- _Task objective_: Only the number is wanted: count the lines that contain "Anomaliyani".

- _Dataset entries_:
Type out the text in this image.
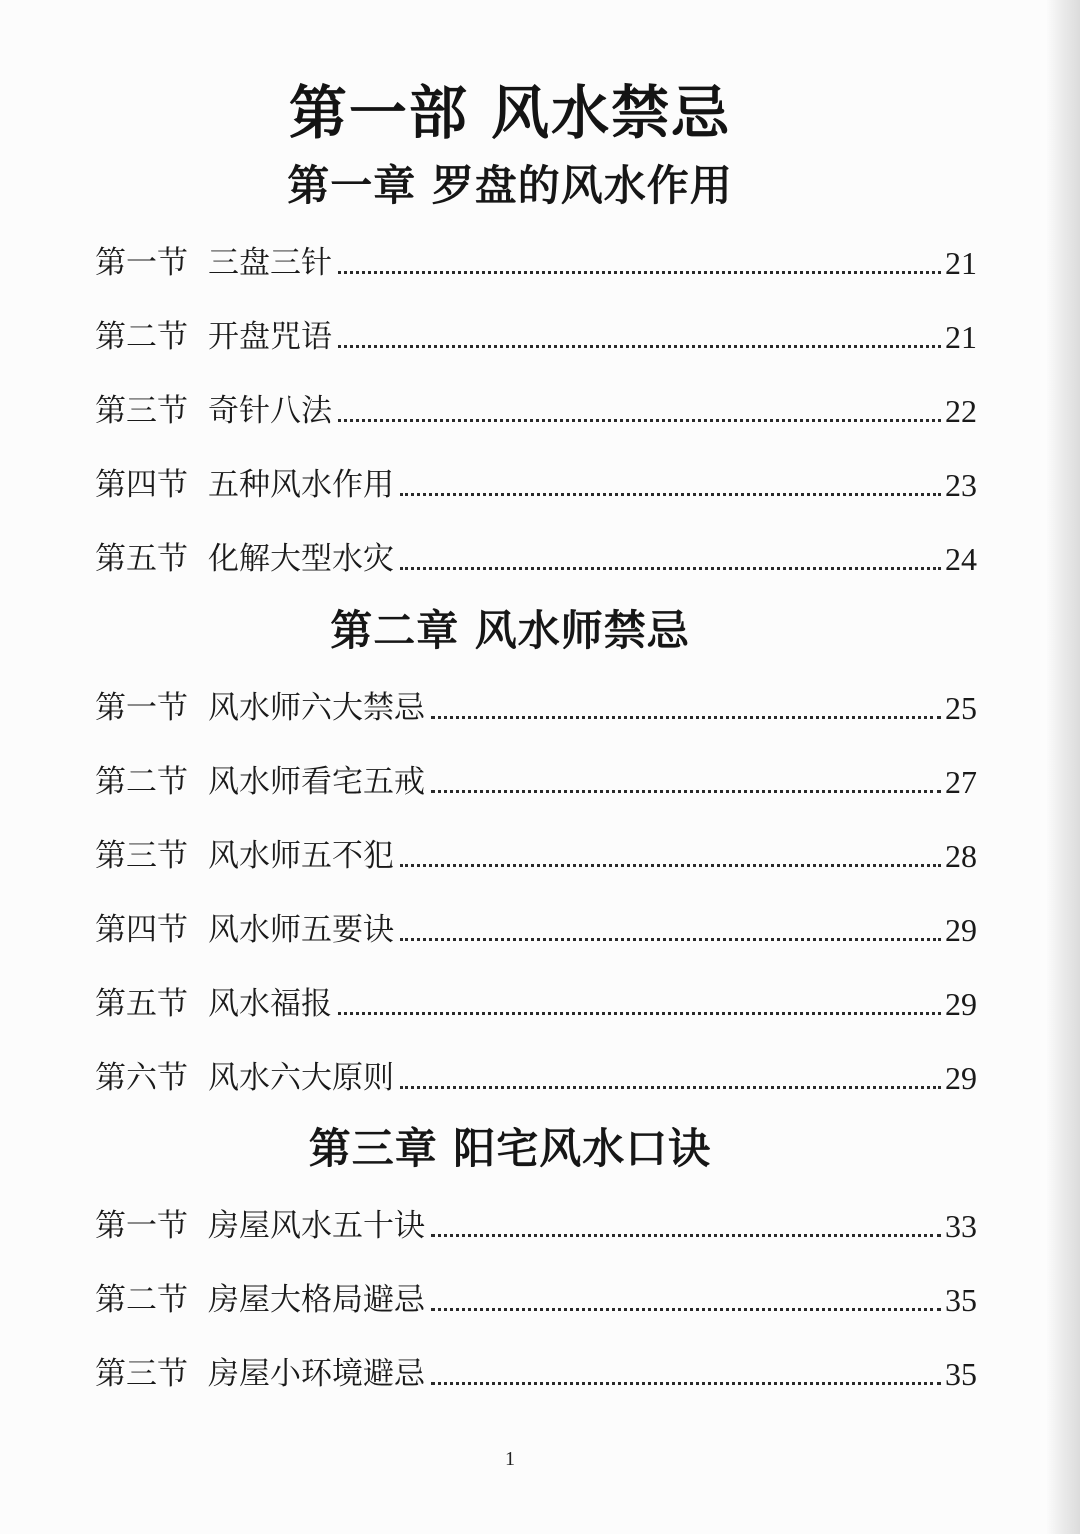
第一部 风水禁忌
第一章 罗盘的风水作用
第一节 三盘三针	21
第二节 开盘咒语	21
第三节 奇针八法	22
第四节 五种风水作用	23
第五节 化解大型水灾	24
第二章 风水师禁忌
第一节 风水师六大禁忌	25
第二节 风水师看宅五戒	27
第三节 风水师五不犯	28
第四节 风水师五要诀	29
第五节 风水福报	29
第六节 风水六大原则	29
第三章 阳宅风水口诀
第一节 房屋风水五十诀	33
第二节 房屋大格局避忌	35
第三节 房屋小环境避忌	35
1
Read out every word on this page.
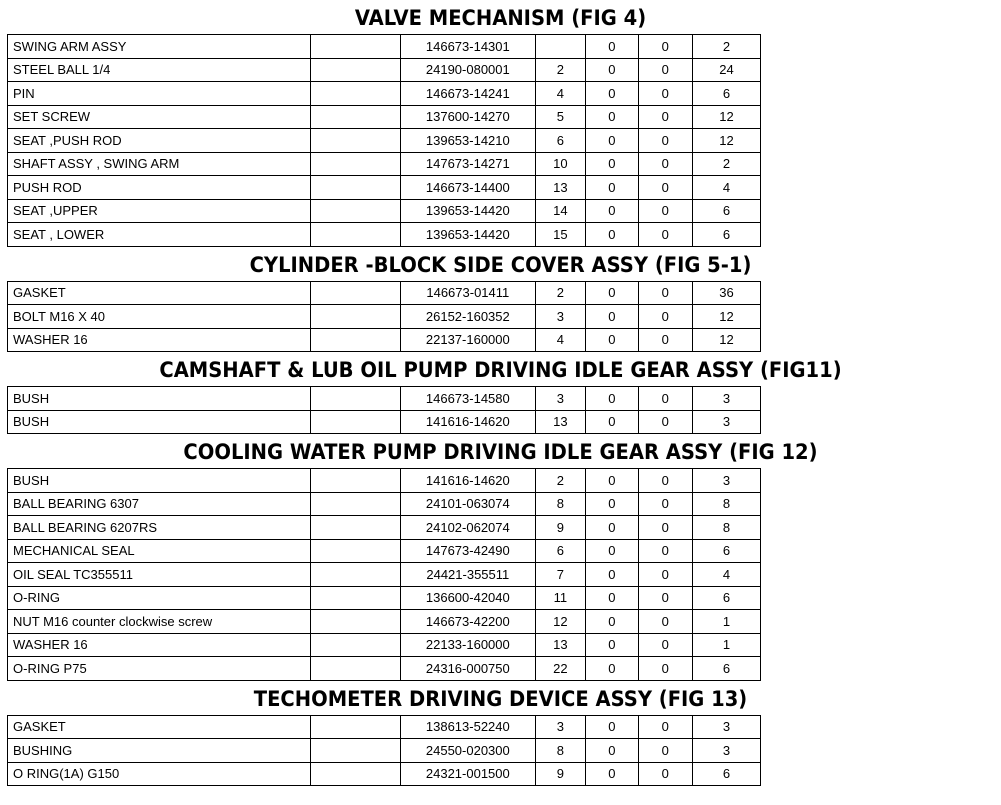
VALVE MECHANISM (FIG 4)
SWING ARM ASSY		146673-14301		0	0	2
STEEL BALL 1/4		24190-080001	2	0	0	24
PIN		146673-14241	4	0	0	6
SET SCREW		137600-14270	5	0	0	12
SEAT ,PUSH ROD		139653-14210	6	0	0	12
SHAFT ASSY , SWING ARM		147673-14271	10	0	0	2
PUSH ROD		146673-14400	13	0	0	4
SEAT ,UPPER		139653-14420	14	0	0	6
SEAT , LOWER		139653-14420	15	0	0	6
CYLINDER -BLOCK SIDE COVER ASSY (FIG 5-1)
GASKET		146673-01411	2	0	0	36
BOLT M16 X 40		26152-160352	3	0	0	12
WASHER 16		22137-160000	4	0	0	12
CAMSHAFT & LUB OIL PUMP DRIVING IDLE GEAR ASSY (FIG11)
BUSH		146673-14580	3	0	0	3
BUSH		141616-14620	13	0	0	3
COOLING WATER PUMP DRIVING IDLE GEAR ASSY (FIG 12)
BUSH		141616-14620	2	0	0	3
BALL BEARING 6307		24101-063074	8	0	0	8
BALL BEARING 6207RS		24102-062074	9	0	0	8
MECHANICAL SEAL		147673-42490	6	0	0	6
OIL SEAL TC355511		24421-355511	7	0	0	4
O-RING		136600-42040	11	0	0	6
NUT M16 counter clockwise screw		146673-42200	12	0	0	1
WASHER 16		22133-160000	13	0	0	1
O-RING P75		24316-000750	22	0	0	6
TECHOMETER DRIVING DEVICE ASSY (FIG 13)
GASKET		138613-52240	3	0	0	3
BUSHING		24550-020300	8	0	0	3
O RING(1A) G150		24321-001500	9	0	0	6
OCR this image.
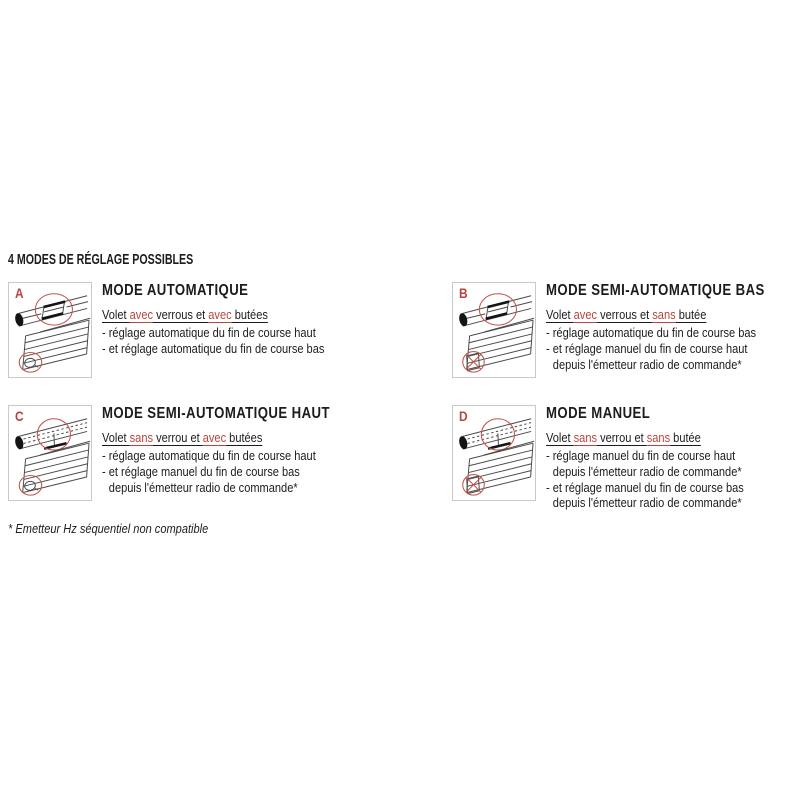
4 MODES DE RÉGLAGE POSSIBLES
A	MODE AUTOMATIQUE
Volet avec verrous et avec butées
- réglage automatique du fin de course haut
- et réglage automatique du fin de course bas
B	MODE SEMI-AUTOMATIQUE BAS
Volet avec verrous et sans butée
- réglage automatique du fin de course bas
- et réglage manuel du fin de course haut
depuis l'émetteur radio de commande*
C	MODE SEMI-AUTOMATIQUE HAUT
Volet sans verrou et avec butées
- réglage automatique du fin de course haut
- et réglage manuel du fin de course bas
depuis l'émetteur radio de commande*
D	MODE MANUEL
Volet sans verrou et sans butée
- réglage manuel du fin de course haut
depuis l'émetteur radio de commande*
- et réglage manuel du fin de course bas
depuis l'émetteur radio de commande*
* Emetteur Hz séquentiel non compatible
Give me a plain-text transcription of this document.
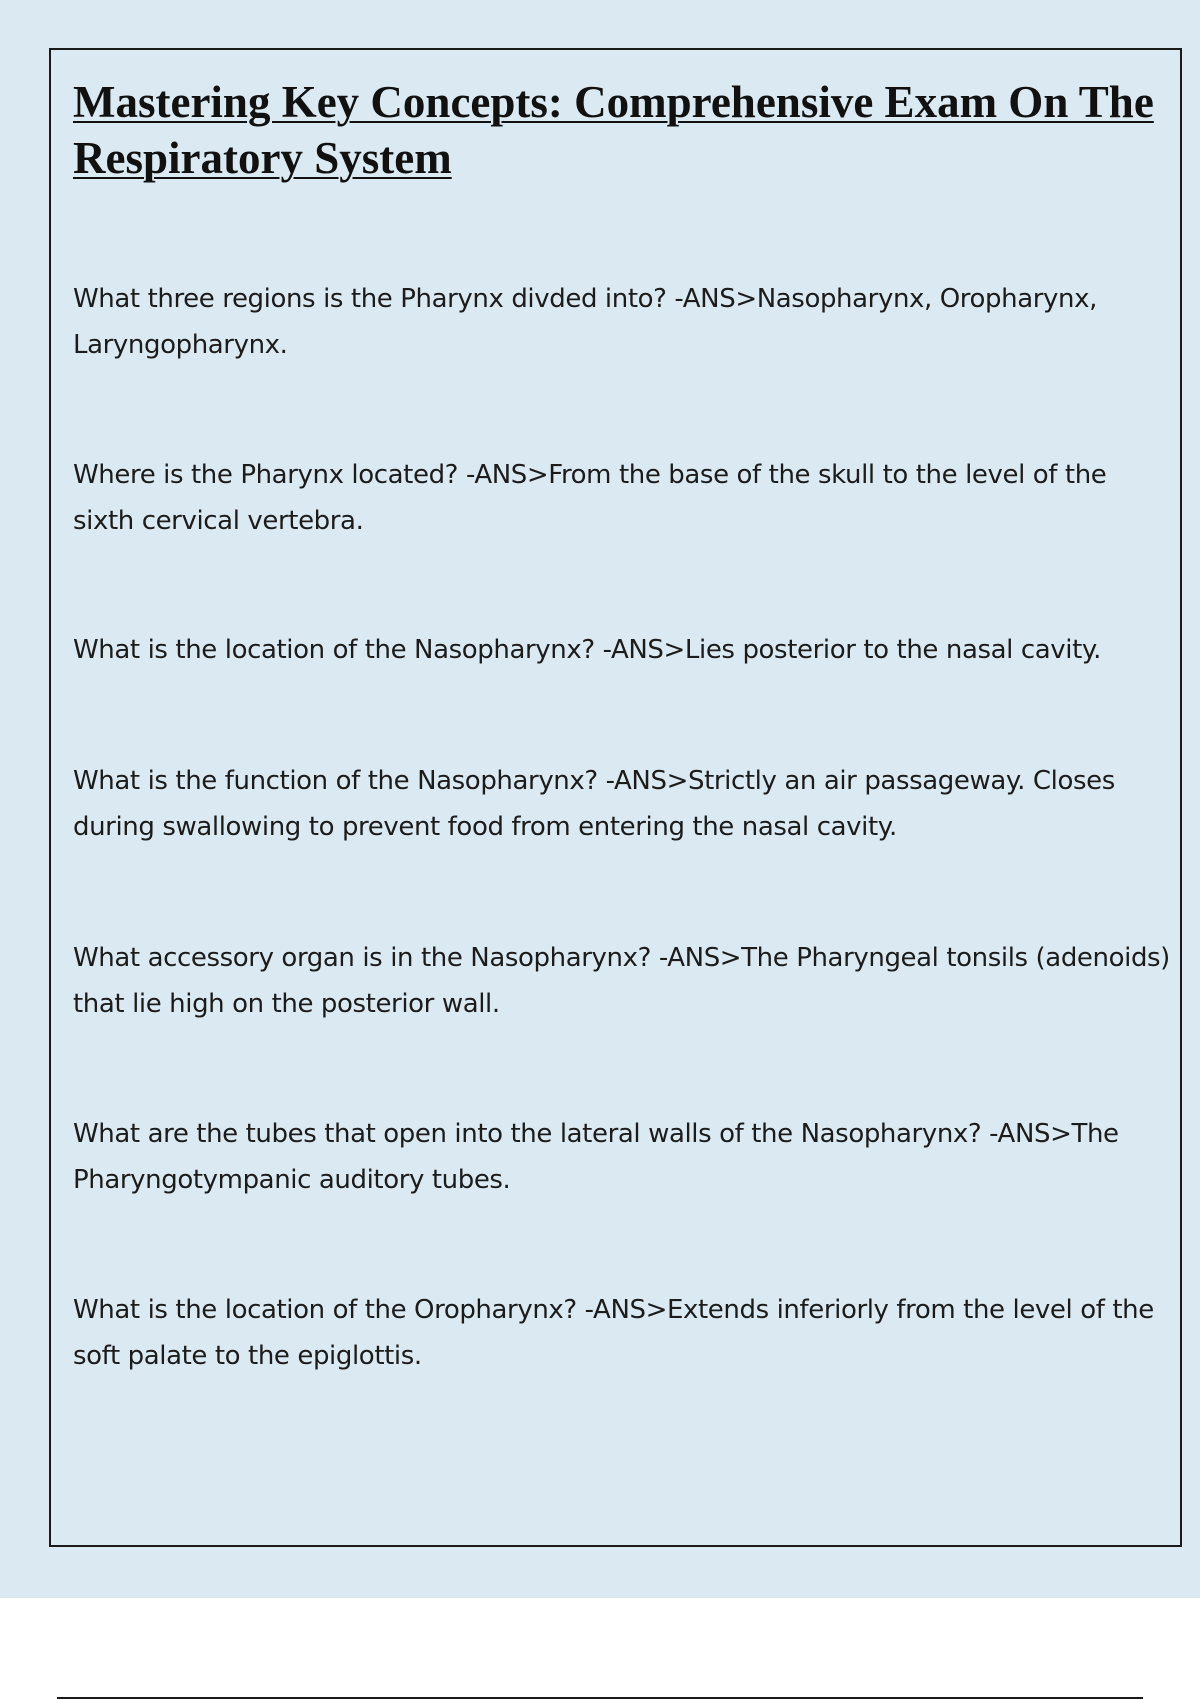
Mastering Key Concepts: Comprehensive Exam On The Respiratory System

What three regions is the Pharynx divded into? -ANS>Nasopharynx, Oropharynx, Laryngopharynx.

Where is the Pharynx located? -ANS>From the base of the skull to the level of the sixth cervical vertebra.

What is the location of the Nasopharynx? -ANS>Lies posterior to the nasal cavity.

What is the function of the Nasopharynx? -ANS>Strictly an air passageway. Closes during swallowing to prevent food from entering the nasal cavity.

What accessory organ is in the Nasopharynx? -ANS>The Pharyngeal tonsils (adenoids) that lie high on the posterior wall.

What are the tubes that open into the lateral walls of the Nasopharynx? -ANS>The Pharyngotympanic auditory tubes.

What is the location of the Oropharynx? -ANS>Extends inferiorly from the level of the soft palate to the epiglottis.
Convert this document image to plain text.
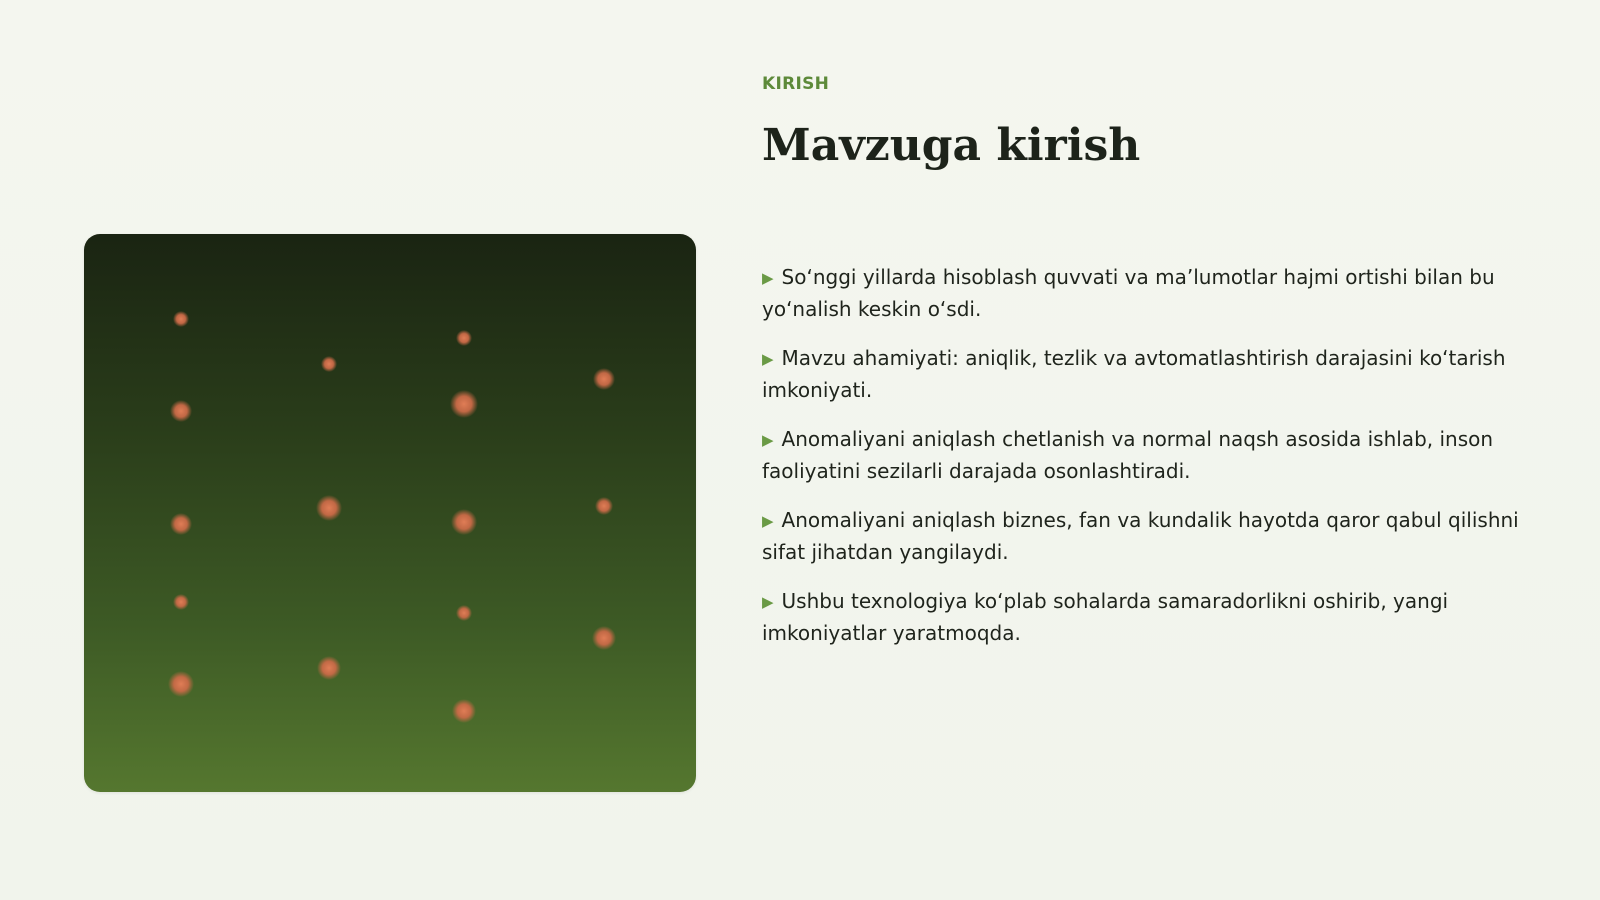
KIRISH

Mavzuga kirish
▶ So‘nggi yillarda hisoblash quvvati va ma’lumotlar hajmi ortishi bilan bu yo‘nalish keskin o‘sdi.
▶ Mavzu ahamiyati: aniqlik, tezlik va avtomatlashtirish darajasini ko‘tarish imkoniyati.
▶ Anomaliyani aniqlash chetlanish va normal naqsh asosida ishlab, inson faoliyatini sezilarli darajada osonlashtiradi.
▶ Anomaliyani aniqlash biznes, fan va kundalik hayotda qaror qabul qilishni sifat jihatdan yangilaydi.
▶ Ushbu texnologiya ko‘plab sohalarda samaradorlikni oshirib, yangi imkoniyatlar yaratmoqda.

- _The reply_: 2